TASKS AND EXERCISES -
**1)** Copy the passage of the interview on HIV in Ireland starting with "Can you tell" and going on through "place?  Any first inspirations??".
**2)** In the interview on HIV in Ireland, what percentage of respondents to the HIV Ireland national survey incorrectly believed that HIV can be caught from kissing?
**3)** Write the next part of the interview on HIV in Ireland, beginning after its final sentence.

DOCUMENT TEXT -

- Opening Delimiter -

The reasons for a rise in HIV rates in Ireland are numerous, I’ll try to address some of them.

Firstly, our sexual health services are seriously underfunded and public STI clinics are struggling to accommodate the increasing numbers of people seeking to get tested. These clinics and their staff are doing great work, but they’re not being supported politically at the scale needed to reverse this crisis.

There’s also very little peer-to-peer sexual health outreach within communities most at risk from getting HIV.  This is compounded by indifference and neglect on the part of government, state agencies, non-governmental organisations, community institutions, and the public at large.

Stigma around HIV is one of the biggest barriers to prevention. A recent national survey by HIV Ireland revealed some shocking levels of misinformation about HIV and people living with it. For instance, 24% of survey respondents incorrectly believed that you can getting HIV from kissing… Kissing, are you fucking kidding me?  Where does a person hear this nonsense and why do they believe it? These prevailing myths are a black mark on The Department of Health’s failure to educate our citizens about public health.

Can you tell us about the “Silent Harris” image we printed as the  centrefoldin #rabble14?

Yes, I coined the word ‘Silent Harris’ because when I looked back at his tenure as Minister for Health, I could not find a single public reference, statement about HIV or the ongoing HIV crisis in Ireland. He has remained to date, tight lipped about the issue. If his strategy is to say nothing and hope no one notices, he’s mistaken, the voices of dissent are growing louder by the day. In the poster I created for Rabble 14, the pink triangle is an ACT UP icon and Silent Harris cannot see what going on in front of his face.

You’ve done some great pieces over the years.  That Micheal Collins one is a real classic.   How did you get into making art like this in the first place?  Any first inspirations??

From when I was a teenager, artists like Jim Fitzpatrick, Peter Kennard and Marcel duChamp were big inspirations. They dared to agitate and I found that motivating. In London in the 90s I joined Greenpeace and started stenciling environmental stuff, from there I was hooked on stencils (for a while)

Can you talk me through your work process? How do ideas come into being? Is there a flash of lightning or do you let things germinate for a while and develop them over time with visual play and mashups?

- Closing Delimiter -

INFORMATION PROVIDED -

- Opening Delimiter -

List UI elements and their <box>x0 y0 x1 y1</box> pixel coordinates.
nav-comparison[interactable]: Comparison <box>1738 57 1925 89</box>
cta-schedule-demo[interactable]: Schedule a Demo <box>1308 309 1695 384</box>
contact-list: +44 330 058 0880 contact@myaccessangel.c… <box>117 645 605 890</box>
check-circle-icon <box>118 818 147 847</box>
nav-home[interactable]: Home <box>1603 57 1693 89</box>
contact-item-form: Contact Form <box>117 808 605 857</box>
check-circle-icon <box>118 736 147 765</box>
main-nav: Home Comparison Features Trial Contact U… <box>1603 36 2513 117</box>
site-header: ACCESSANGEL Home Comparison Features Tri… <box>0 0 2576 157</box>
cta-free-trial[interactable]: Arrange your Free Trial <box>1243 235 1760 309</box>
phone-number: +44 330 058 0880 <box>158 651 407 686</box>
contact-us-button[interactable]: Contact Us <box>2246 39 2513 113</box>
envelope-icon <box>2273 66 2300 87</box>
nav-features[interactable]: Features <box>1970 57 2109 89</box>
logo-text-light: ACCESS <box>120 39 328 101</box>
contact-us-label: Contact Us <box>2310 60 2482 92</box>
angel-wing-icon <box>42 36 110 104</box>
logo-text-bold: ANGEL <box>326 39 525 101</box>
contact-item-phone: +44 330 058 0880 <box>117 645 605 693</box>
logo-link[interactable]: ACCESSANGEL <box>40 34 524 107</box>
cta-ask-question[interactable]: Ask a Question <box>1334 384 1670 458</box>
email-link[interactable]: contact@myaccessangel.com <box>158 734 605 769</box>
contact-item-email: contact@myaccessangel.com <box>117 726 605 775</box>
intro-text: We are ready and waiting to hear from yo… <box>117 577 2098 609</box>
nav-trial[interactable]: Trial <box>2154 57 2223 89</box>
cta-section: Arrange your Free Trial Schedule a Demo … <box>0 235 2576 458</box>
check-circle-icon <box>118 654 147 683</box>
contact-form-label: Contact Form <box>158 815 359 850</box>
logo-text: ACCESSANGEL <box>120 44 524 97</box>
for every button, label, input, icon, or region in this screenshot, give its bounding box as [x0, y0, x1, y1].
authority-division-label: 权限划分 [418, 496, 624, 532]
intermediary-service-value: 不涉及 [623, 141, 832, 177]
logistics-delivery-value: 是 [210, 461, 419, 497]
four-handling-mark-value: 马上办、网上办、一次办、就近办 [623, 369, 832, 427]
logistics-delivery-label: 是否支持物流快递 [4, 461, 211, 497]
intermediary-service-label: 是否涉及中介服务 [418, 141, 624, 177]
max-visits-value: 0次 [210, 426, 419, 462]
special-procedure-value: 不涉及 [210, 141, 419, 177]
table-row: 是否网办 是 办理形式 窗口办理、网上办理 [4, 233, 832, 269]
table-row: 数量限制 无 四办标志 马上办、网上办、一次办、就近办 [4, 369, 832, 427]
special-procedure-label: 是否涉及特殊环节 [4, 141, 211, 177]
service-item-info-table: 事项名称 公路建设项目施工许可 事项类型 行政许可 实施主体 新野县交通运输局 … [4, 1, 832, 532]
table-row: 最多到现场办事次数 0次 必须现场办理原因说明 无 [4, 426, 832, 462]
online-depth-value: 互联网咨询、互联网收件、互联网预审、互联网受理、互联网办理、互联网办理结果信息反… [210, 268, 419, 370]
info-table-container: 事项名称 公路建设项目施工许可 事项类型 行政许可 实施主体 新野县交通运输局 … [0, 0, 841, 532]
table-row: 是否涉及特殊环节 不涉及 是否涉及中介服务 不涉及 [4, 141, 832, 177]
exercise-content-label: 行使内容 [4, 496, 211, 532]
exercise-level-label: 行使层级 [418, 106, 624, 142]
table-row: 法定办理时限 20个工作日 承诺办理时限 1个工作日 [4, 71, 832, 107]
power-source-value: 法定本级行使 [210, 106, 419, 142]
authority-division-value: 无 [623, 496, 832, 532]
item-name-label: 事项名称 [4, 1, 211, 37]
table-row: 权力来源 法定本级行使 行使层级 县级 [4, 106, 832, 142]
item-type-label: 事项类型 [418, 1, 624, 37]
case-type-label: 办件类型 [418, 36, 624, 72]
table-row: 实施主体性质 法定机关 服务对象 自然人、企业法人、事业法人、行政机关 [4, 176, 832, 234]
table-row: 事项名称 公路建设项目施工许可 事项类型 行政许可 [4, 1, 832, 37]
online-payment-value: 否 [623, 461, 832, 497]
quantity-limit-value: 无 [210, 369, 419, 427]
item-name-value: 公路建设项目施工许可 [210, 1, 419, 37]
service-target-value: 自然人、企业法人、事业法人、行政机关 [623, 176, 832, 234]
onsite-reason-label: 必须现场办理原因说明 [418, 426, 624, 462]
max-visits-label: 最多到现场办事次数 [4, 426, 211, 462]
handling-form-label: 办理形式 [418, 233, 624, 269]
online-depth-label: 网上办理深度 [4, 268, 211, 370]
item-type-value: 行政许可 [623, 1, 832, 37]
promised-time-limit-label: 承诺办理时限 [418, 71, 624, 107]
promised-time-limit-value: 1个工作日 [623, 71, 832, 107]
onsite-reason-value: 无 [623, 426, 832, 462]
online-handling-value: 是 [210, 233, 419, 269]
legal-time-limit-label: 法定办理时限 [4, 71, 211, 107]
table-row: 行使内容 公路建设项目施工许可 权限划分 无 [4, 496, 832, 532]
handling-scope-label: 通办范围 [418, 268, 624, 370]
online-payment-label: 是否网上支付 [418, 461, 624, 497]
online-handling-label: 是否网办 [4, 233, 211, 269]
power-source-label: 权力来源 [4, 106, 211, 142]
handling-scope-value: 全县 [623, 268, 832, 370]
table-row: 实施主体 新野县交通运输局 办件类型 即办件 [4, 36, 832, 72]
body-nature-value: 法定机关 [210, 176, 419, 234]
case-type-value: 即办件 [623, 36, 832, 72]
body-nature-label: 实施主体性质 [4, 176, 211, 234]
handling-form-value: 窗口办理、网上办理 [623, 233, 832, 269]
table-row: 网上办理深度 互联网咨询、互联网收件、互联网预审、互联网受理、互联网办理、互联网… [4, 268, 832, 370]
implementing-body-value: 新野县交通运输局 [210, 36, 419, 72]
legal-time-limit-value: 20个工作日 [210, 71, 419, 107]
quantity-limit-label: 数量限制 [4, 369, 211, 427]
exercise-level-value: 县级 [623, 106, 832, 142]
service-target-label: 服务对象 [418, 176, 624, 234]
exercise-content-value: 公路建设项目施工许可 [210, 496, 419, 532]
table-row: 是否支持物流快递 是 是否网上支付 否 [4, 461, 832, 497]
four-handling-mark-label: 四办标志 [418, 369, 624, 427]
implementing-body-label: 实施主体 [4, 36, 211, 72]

- Closing Delimiter -

ANSWERS PER TASK -
**1)**
Can you tell us about the “Silent Harris” image we printed as the  centrefoldin #rabble14?

Yes, I coined the word ‘Silent Harris’ because when I looked back at his tenure as Minister for Health, I could not find a single public reference, statement about HIV or the ongoing HIV crisis in Ireland. He has remained to date, tight lipped about the issue. If his strategy is to say nothing and hope no one notices, he’s mistaken, the voices of dissent are growing louder by the day. In the poster I created for Rabble 14, the pink triangle is an ACT UP icon and Silent Harris cannot see what going on in front of his face.

You’ve done some great pieces over the years.  That Micheal Collins one is a real classic.   How did you get into making art like this in the first place?  Any first inspirations??

**2)** 24% of survey respondents.

**3)**
It’s a bit of both. Sometimes an issue will sit on my shoulder for a few month and I’ll have an internal dialogue with myself about how best to approach it. The issue can be addressed through activism, art or both, I don’t see a huge difference between them. I see complex ideas as a puzzle that needs to be dismantled and reworked into a visual narrative that’s intended to motivate the audience that encounters it.

We’ve featured a lot of street art in Dublin down through the issues. Stand out stuff for us were centrespreads from ADW and Katrina Rupit.  What street artists in Ireland have you admired yourself over the years?

I love the work of MINAW Collective. It’s a sign of a healthy urban art scene when there’s established all women graff crews. I was disappointed when I saw not one single woman artist was included in the recent An Post ‘Urban Art’ Stamp collection or booklet.

You’ve probably seen the recent kerfuffle with the council over the Stormzy image by Subset in Smithfield. Should more be done by the council and authorities in Dublin to promote and regularise street art activities instead of sanctioning it?  Can you point to any cities or policies that stand out as beacons in this sense of treating it progressively rather than fighting it?

That a tricky question. On one hand I see the benefit of working with the Council to create spaces for public art. However, when any power structure starts to ‘manage’ something as free as graffiti or street art, it can break it’s creative spirit.  Art is the open, by its very nature shouldn’t be constrained to authorized areas or subject of bureaucratic box-ticking.

I don’t think the powers that be have the same insights as the artist, not in terms of motivations, worldview and creative vision.  Also there’s a danger that artists will become complicit in self-censorship order to appease.